### WHAT YOU HAVE TO DO
Reproduce each line that includes the word "arrange".
* begin *
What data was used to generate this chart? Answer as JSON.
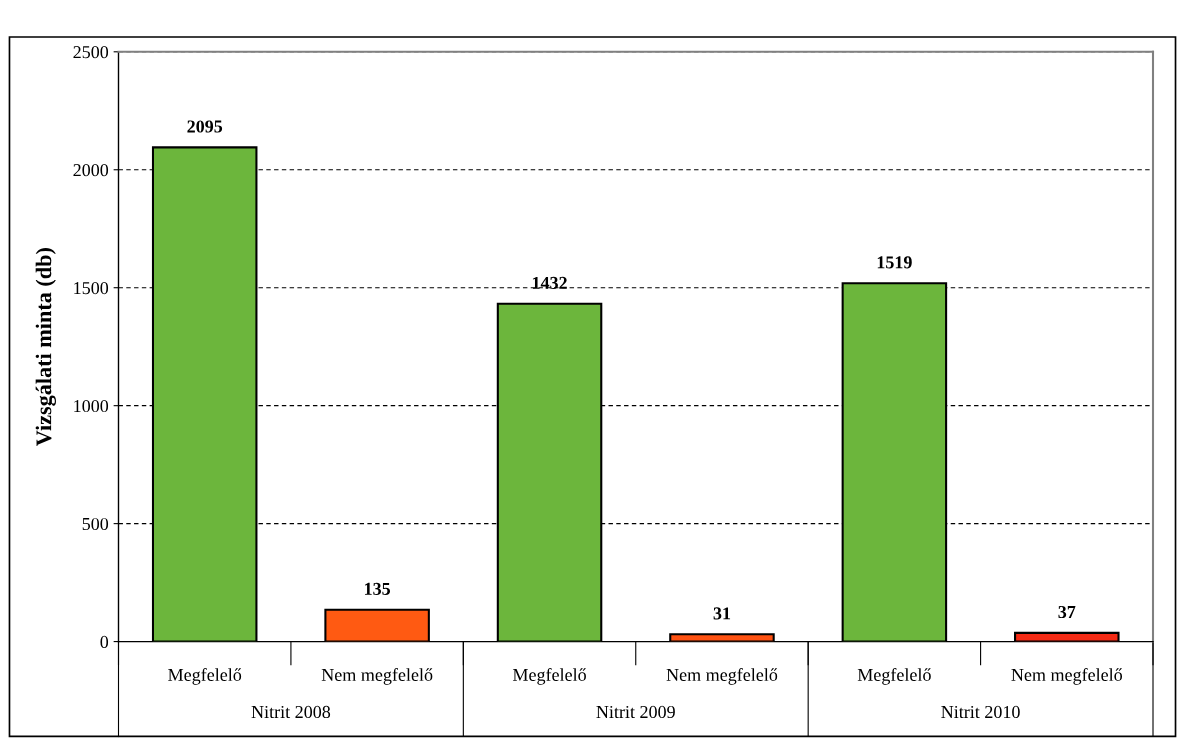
{
  "chart_data": {
    "type": "bar",
    "ylabel": "Vizsgálati minta (db)",
    "categories": [
      "Megfelelő",
      "Nem megfelelő",
      "Megfelelő",
      "Nem megfelelő",
      "Megfelelő",
      "Nem megfelelő"
    ],
    "values": [
      2095,
      135,
      1432,
      31,
      1519,
      37
    ],
    "colors": [
      "#6cb63c",
      "#ff5a12",
      "#6cb63c",
      "#ff5212",
      "#6cb63c",
      "#f52a14"
    ],
    "annotations": [
      "Nitrit 2008",
      "Nitrit 2009",
      "Nitrit 2010"
    ],
    "ylim": [
      0,
      2500
    ],
    "yticks": [
      0,
      500,
      1000,
      1500,
      2000,
      2500
    ],
    "grid": "y",
    "line_style": "dashed",
    "data_labels": true
  }
}
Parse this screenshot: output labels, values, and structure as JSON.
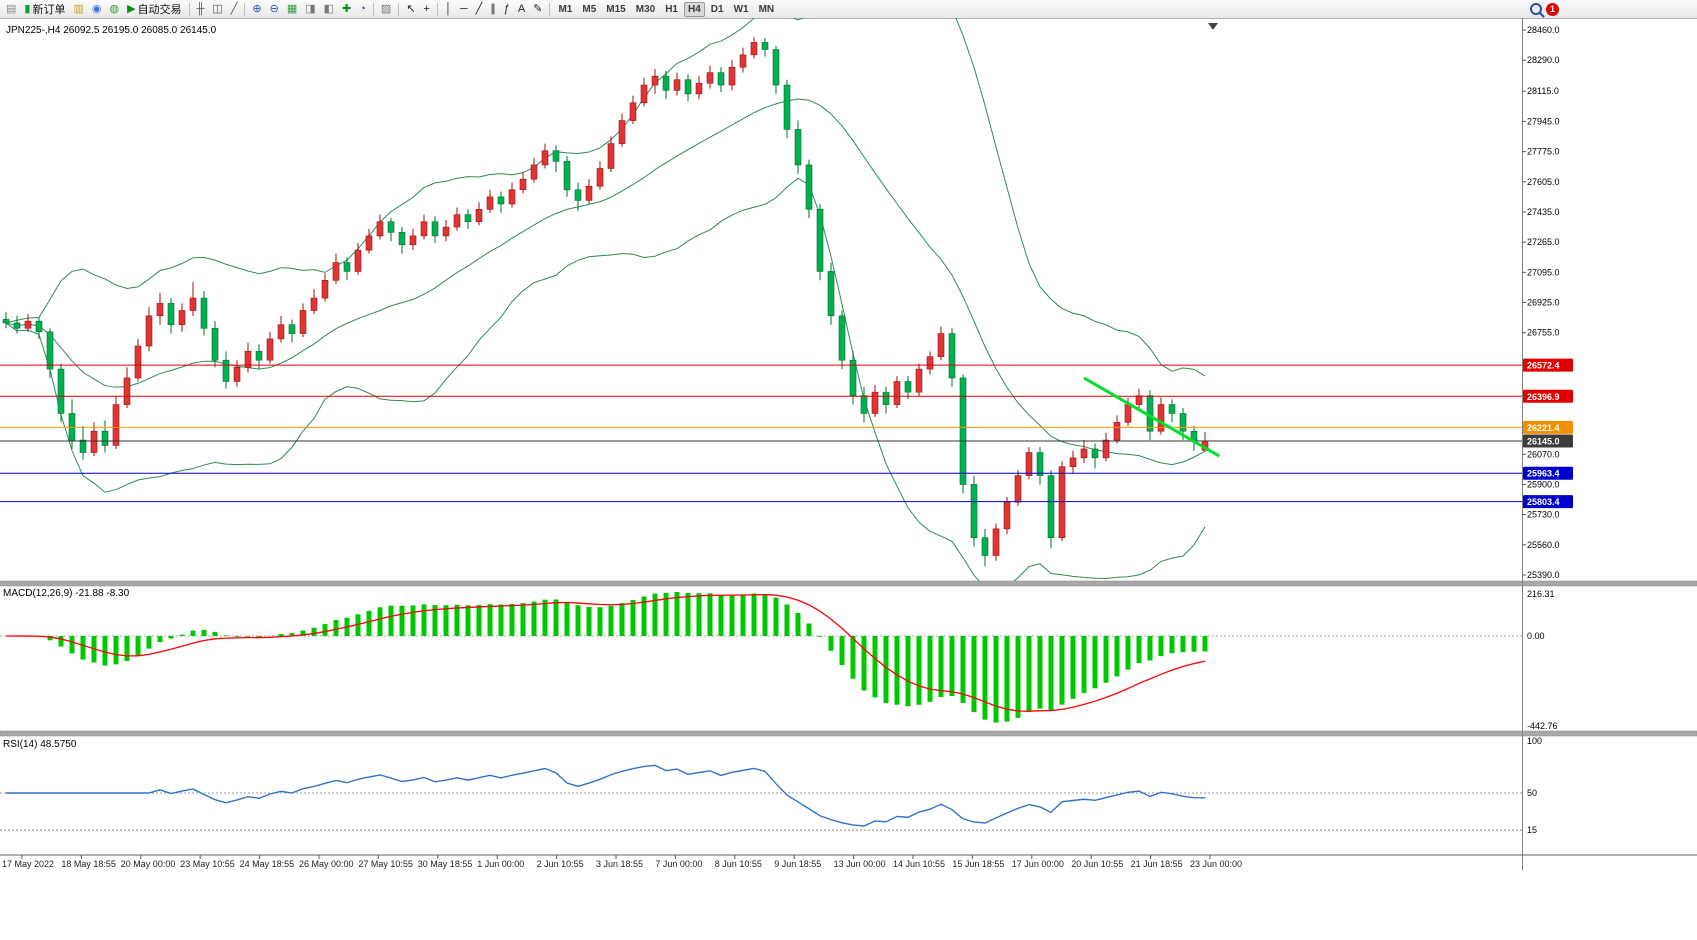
{
  "toolbar": {
    "items": [
      {
        "name": "profiles-button",
        "icon_name": "profiles-icon",
        "glyph": "▤",
        "color": "#8a8a8a"
      },
      {
        "name": "new-order-button",
        "icon_name": "new-order-icon",
        "glyph": "▮",
        "color": "#0aa03c",
        "label": "新订单"
      },
      {
        "name": "depth-of-market-button",
        "icon_name": "book-icon",
        "glyph": "▥",
        "color": "#c8a020"
      },
      {
        "name": "accounts-button",
        "icon_name": "account-icon",
        "glyph": "◉",
        "color": "#3a6fd8"
      },
      {
        "name": "refresh-button",
        "icon_name": "refresh-icon",
        "glyph": "◍",
        "color": "#2fa32f"
      },
      {
        "name": "auto-trading-button",
        "icon_name": "play-icon",
        "glyph": "▶",
        "color": "#0b8f0b",
        "label": "自动交易"
      },
      {
        "sep": true
      },
      {
        "name": "bar-chart-button",
        "icon_name": "bar-chart-icon",
        "glyph": "╫",
        "color": "#555555"
      },
      {
        "name": "candle-chart-button",
        "icon_name": "candle-chart-icon",
        "glyph": "◫",
        "color": "#555555"
      },
      {
        "name": "line-chart-button",
        "icon_name": "line-chart-icon",
        "glyph": "╱",
        "color": "#555555"
      },
      {
        "sep": true
      },
      {
        "name": "zoom-in-button",
        "icon_name": "zoom-in-icon",
        "glyph": "⊕",
        "color": "#2c4f9e"
      },
      {
        "name": "zoom-out-button",
        "icon_name": "zoom-out-icon",
        "glyph": "⊖",
        "color": "#2c4f9e"
      },
      {
        "name": "tile-windows-button",
        "icon_name": "tile-windows-icon",
        "glyph": "▦",
        "color": "#2f9e3f"
      },
      {
        "name": "auto-arrange-button",
        "icon_name": "arrange-icon",
        "glyph": "◨",
        "color": "#777777"
      },
      {
        "name": "chart-shift-button",
        "icon_name": "shift-icon",
        "glyph": "◧",
        "color": "#777777"
      },
      {
        "name": "add-indicator-button",
        "icon_name": "indicator-plus-icon",
        "glyph": "✚",
        "color": "#138a13"
      },
      {
        "name": "period-button",
        "icon_name": "clock-icon",
        "glyph": "◔",
        "color": "#2c4f9e"
      },
      {
        "sep": true
      },
      {
        "name": "templates-button",
        "icon_name": "template-icon",
        "glyph": "▨",
        "color": "#777777"
      },
      {
        "sep": true
      },
      {
        "name": "cursor-button",
        "icon_name": "cursor-icon",
        "glyph": "↖",
        "color": "#222222"
      },
      {
        "name": "crosshair-button",
        "icon_name": "crosshair-icon",
        "glyph": "+",
        "color": "#222222"
      },
      {
        "sep": true
      },
      {
        "name": "vertical-line-button",
        "icon_name": "vertical-line-icon",
        "glyph": "│",
        "color": "#222222"
      },
      {
        "name": "horizontal-line-button",
        "icon_name": "horizontal-line-icon",
        "glyph": "─",
        "color": "#222222"
      },
      {
        "name": "trendline-button",
        "icon_name": "trendline-icon",
        "glyph": "╱",
        "color": "#222222"
      },
      {
        "name": "channel-button",
        "icon_name": "channel-icon",
        "glyph": "∥",
        "color": "#222222"
      },
      {
        "name": "fibonacci-button",
        "icon_name": "fibonacci-icon",
        "glyph": "ƒ",
        "color": "#222222"
      },
      {
        "name": "text-button",
        "icon_name": "text-icon",
        "glyph": "A",
        "color": "#222222"
      },
      {
        "name": "arrows-button",
        "icon_name": "arrow-tools-icon",
        "glyph": "✎",
        "color": "#222222"
      },
      {
        "sep": true
      }
    ],
    "timeframes": [
      {
        "label": "M1"
      },
      {
        "label": "M5"
      },
      {
        "label": "M15"
      },
      {
        "label": "M30"
      },
      {
        "label": "H1"
      },
      {
        "label": "H4",
        "active": true
      },
      {
        "label": "D1"
      },
      {
        "label": "W1"
      },
      {
        "label": "MN"
      }
    ],
    "badge": "1"
  },
  "chart": {
    "symbol_header": "JPN225-,H4  26092.5 26195.0 26085.0 26145.0"
  },
  "macd": {
    "header": "MACD(12,26,9) -21.88 -8.30"
  },
  "rsi": {
    "header": "RSI(14) 48.5750"
  },
  "chart_data": {
    "type": "candlestick",
    "symbol": "JPN225-",
    "timeframe": "H4",
    "ohlc_current": {
      "open": "26092.5",
      "high": "26195.0",
      "low": "26085.0",
      "close": "26145.0"
    },
    "up_color": "#e03535",
    "up_border": "#9c1010",
    "down_color": "#00b050",
    "down_border": "#00702f",
    "price_axis": {
      "min": 25390,
      "max": 28460,
      "tick_labels": [
        "28460.0",
        "28290.0",
        "28115.0",
        "27945.0",
        "27775.0",
        "27605.0",
        "27435.0",
        "27265.0",
        "27095.0",
        "26925.0",
        "26755.0",
        "26070.0",
        "25900.0",
        "25730.0",
        "25560.0",
        "25390.0"
      ]
    },
    "levels": [
      {
        "price": 26572.4,
        "label": "26572.4",
        "color": "#e00000",
        "label_bg": "#e00000"
      },
      {
        "price": 26396.9,
        "label": "26396.9",
        "color": "#e00000",
        "label_bg": "#e00000"
      },
      {
        "price": 26221.4,
        "label": "26221.4",
        "color": "#ff9900",
        "label_bg": "#f09000"
      },
      {
        "price": 26145.0,
        "label": "26145.0",
        "color": "#333333",
        "label_bg": "#3c3c3c"
      },
      {
        "price": 25963.4,
        "label": "25963.4",
        "color": "#0000cc",
        "label_bg": "#0000cc"
      },
      {
        "price": 25803.4,
        "label": "25803.4",
        "color": "#0000cc",
        "label_bg": "#0000cc"
      }
    ],
    "trendline": {
      "from_index": 98,
      "from_price": 26500,
      "to_index": 110.3,
      "to_price": 26060,
      "color": "#00e02a",
      "width": 3
    },
    "bollinger": {
      "period": 20,
      "deviation": 2,
      "color": "#2e8b57"
    },
    "macd": {
      "params": "12,26,9",
      "value": "-21.88",
      "signal_value": "-8.30",
      "axis_labels": [
        "216.31",
        "0.00",
        "-442.76"
      ],
      "histogram_color": "#00c800",
      "signal_color": "#ff0000"
    },
    "rsi": {
      "period": 14,
      "value": "48.5750",
      "axis_labels": [
        "100",
        "50",
        "15"
      ],
      "color": "#2f74c9"
    },
    "time_labels": [
      "17 May 2022",
      "18 May 18:55",
      "20 May 00:00",
      "23 May 10:55",
      "24 May 18:55",
      "26 May 00:00",
      "27 May 10:55",
      "30 May 18:55",
      "1 Jun 00:00",
      "2 Jun 10:55",
      "3 Jun 18:55",
      "7 Jun 00:00",
      "8 Jun 10:55",
      "9 Jun 18:55",
      "13 Jun 00:00",
      "14 Jun 10:55",
      "15 Jun 18:55",
      "17 Jun 00:00",
      "20 Jun 10:55",
      "21 Jun 18:55",
      "23 Jun 00:00"
    ],
    "candles": [
      [
        26830,
        26870,
        26780,
        26810
      ],
      [
        26810,
        26850,
        26750,
        26780
      ],
      [
        26780,
        26860,
        26760,
        26820
      ],
      [
        26820,
        26840,
        26720,
        26760
      ],
      [
        26760,
        26780,
        26500,
        26550
      ],
      [
        26550,
        26580,
        26250,
        26300
      ],
      [
        26300,
        26380,
        26100,
        26150
      ],
      [
        26150,
        26230,
        26040,
        26080
      ],
      [
        26080,
        26250,
        26060,
        26200
      ],
      [
        26200,
        26260,
        26080,
        26120
      ],
      [
        26120,
        26400,
        26100,
        26350
      ],
      [
        26350,
        26560,
        26330,
        26500
      ],
      [
        26500,
        26720,
        26480,
        26680
      ],
      [
        26680,
        26900,
        26650,
        26850
      ],
      [
        26850,
        26980,
        26800,
        26920
      ],
      [
        26920,
        26950,
        26750,
        26800
      ],
      [
        26800,
        26920,
        26760,
        26880
      ],
      [
        26880,
        27040,
        26850,
        26950
      ],
      [
        26950,
        26990,
        26740,
        26780
      ],
      [
        26780,
        26820,
        26560,
        26600
      ],
      [
        26600,
        26650,
        26440,
        26480
      ],
      [
        26480,
        26600,
        26450,
        26560
      ],
      [
        26560,
        26700,
        26530,
        26650
      ],
      [
        26650,
        26690,
        26550,
        26600
      ],
      [
        26600,
        26760,
        26580,
        26720
      ],
      [
        26720,
        26850,
        26700,
        26800
      ],
      [
        26800,
        26830,
        26700,
        26750
      ],
      [
        26750,
        26920,
        26730,
        26880
      ],
      [
        26880,
        27000,
        26860,
        26950
      ],
      [
        26950,
        27090,
        26930,
        27050
      ],
      [
        27050,
        27200,
        27030,
        27150
      ],
      [
        27150,
        27180,
        27050,
        27100
      ],
      [
        27100,
        27260,
        27080,
        27220
      ],
      [
        27220,
        27340,
        27200,
        27300
      ],
      [
        27300,
        27420,
        27280,
        27380
      ],
      [
        27380,
        27400,
        27270,
        27320
      ],
      [
        27320,
        27350,
        27200,
        27250
      ],
      [
        27250,
        27340,
        27220,
        27300
      ],
      [
        27300,
        27420,
        27280,
        27380
      ],
      [
        27380,
        27410,
        27260,
        27300
      ],
      [
        27300,
        27390,
        27270,
        27350
      ],
      [
        27350,
        27460,
        27330,
        27420
      ],
      [
        27420,
        27450,
        27340,
        27380
      ],
      [
        27380,
        27490,
        27360,
        27450
      ],
      [
        27450,
        27560,
        27430,
        27520
      ],
      [
        27520,
        27550,
        27430,
        27480
      ],
      [
        27480,
        27600,
        27460,
        27560
      ],
      [
        27560,
        27660,
        27540,
        27620
      ],
      [
        27620,
        27740,
        27600,
        27700
      ],
      [
        27700,
        27820,
        27680,
        27780
      ],
      [
        27780,
        27810,
        27660,
        27720
      ],
      [
        27720,
        27750,
        27520,
        27560
      ],
      [
        27560,
        27600,
        27440,
        27500
      ],
      [
        27500,
        27620,
        27480,
        27580
      ],
      [
        27580,
        27720,
        27560,
        27680
      ],
      [
        27680,
        27860,
        27660,
        27820
      ],
      [
        27820,
        27990,
        27800,
        27950
      ],
      [
        27950,
        28090,
        27930,
        28050
      ],
      [
        28050,
        28190,
        28030,
        28150
      ],
      [
        28150,
        28240,
        28100,
        28200
      ],
      [
        28200,
        28230,
        28070,
        28120
      ],
      [
        28120,
        28220,
        28090,
        28180
      ],
      [
        28180,
        28210,
        28060,
        28100
      ],
      [
        28100,
        28200,
        28070,
        28160
      ],
      [
        28160,
        28260,
        28130,
        28220
      ],
      [
        28220,
        28250,
        28110,
        28150
      ],
      [
        28150,
        28290,
        28120,
        28250
      ],
      [
        28250,
        28360,
        28220,
        28320
      ],
      [
        28320,
        28420,
        28300,
        28390
      ],
      [
        28390,
        28415,
        28310,
        28350
      ],
      [
        28350,
        28370,
        28100,
        28150
      ],
      [
        28150,
        28180,
        27850,
        27900
      ],
      [
        27900,
        27950,
        27650,
        27700
      ],
      [
        27700,
        27730,
        27400,
        27450
      ],
      [
        27450,
        27480,
        27050,
        27100
      ],
      [
        27100,
        27150,
        26800,
        26850
      ],
      [
        26850,
        26880,
        26550,
        26600
      ],
      [
        26600,
        26650,
        26350,
        26400
      ],
      [
        26400,
        26450,
        26250,
        26300
      ],
      [
        26300,
        26460,
        26280,
        26420
      ],
      [
        26420,
        26450,
        26300,
        26350
      ],
      [
        26350,
        26510,
        26330,
        26480
      ],
      [
        26480,
        26510,
        26380,
        26420
      ],
      [
        26420,
        26580,
        26400,
        26550
      ],
      [
        26550,
        26650,
        26520,
        26620
      ],
      [
        26620,
        26790,
        26600,
        26750
      ],
      [
        26750,
        26780,
        26450,
        26500
      ],
      [
        26500,
        26520,
        25850,
        25900
      ],
      [
        25900,
        25950,
        25550,
        25600
      ],
      [
        25600,
        25650,
        25440,
        25500
      ],
      [
        25500,
        25680,
        25470,
        25650
      ],
      [
        25650,
        25830,
        25620,
        25800
      ],
      [
        25800,
        25980,
        25780,
        25950
      ],
      [
        25950,
        26110,
        25930,
        26080
      ],
      [
        26080,
        26110,
        25900,
        25950
      ],
      [
        25950,
        25980,
        25540,
        25600
      ],
      [
        25600,
        26030,
        25580,
        26000
      ],
      [
        26000,
        26090,
        25960,
        26050
      ],
      [
        26050,
        26150,
        26020,
        26100
      ],
      [
        26100,
        26130,
        25990,
        26050
      ],
      [
        26050,
        26190,
        26030,
        26150
      ],
      [
        26150,
        26290,
        26130,
        26250
      ],
      [
        26250,
        26390,
        26230,
        26350
      ],
      [
        26350,
        26440,
        26320,
        26400
      ],
      [
        26400,
        26430,
        26150,
        26200
      ],
      [
        26200,
        26390,
        26180,
        26350
      ],
      [
        26350,
        26380,
        26250,
        26300
      ],
      [
        26300,
        26330,
        26150,
        26200
      ],
      [
        26200,
        26230,
        26090,
        26150
      ],
      [
        26092.5,
        26195,
        26085,
        26145
      ]
    ]
  }
}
* end *
### EXERCISE SOLUTION
        "name": "auto-arrange-button",
        "icon_name": "arrange-icon",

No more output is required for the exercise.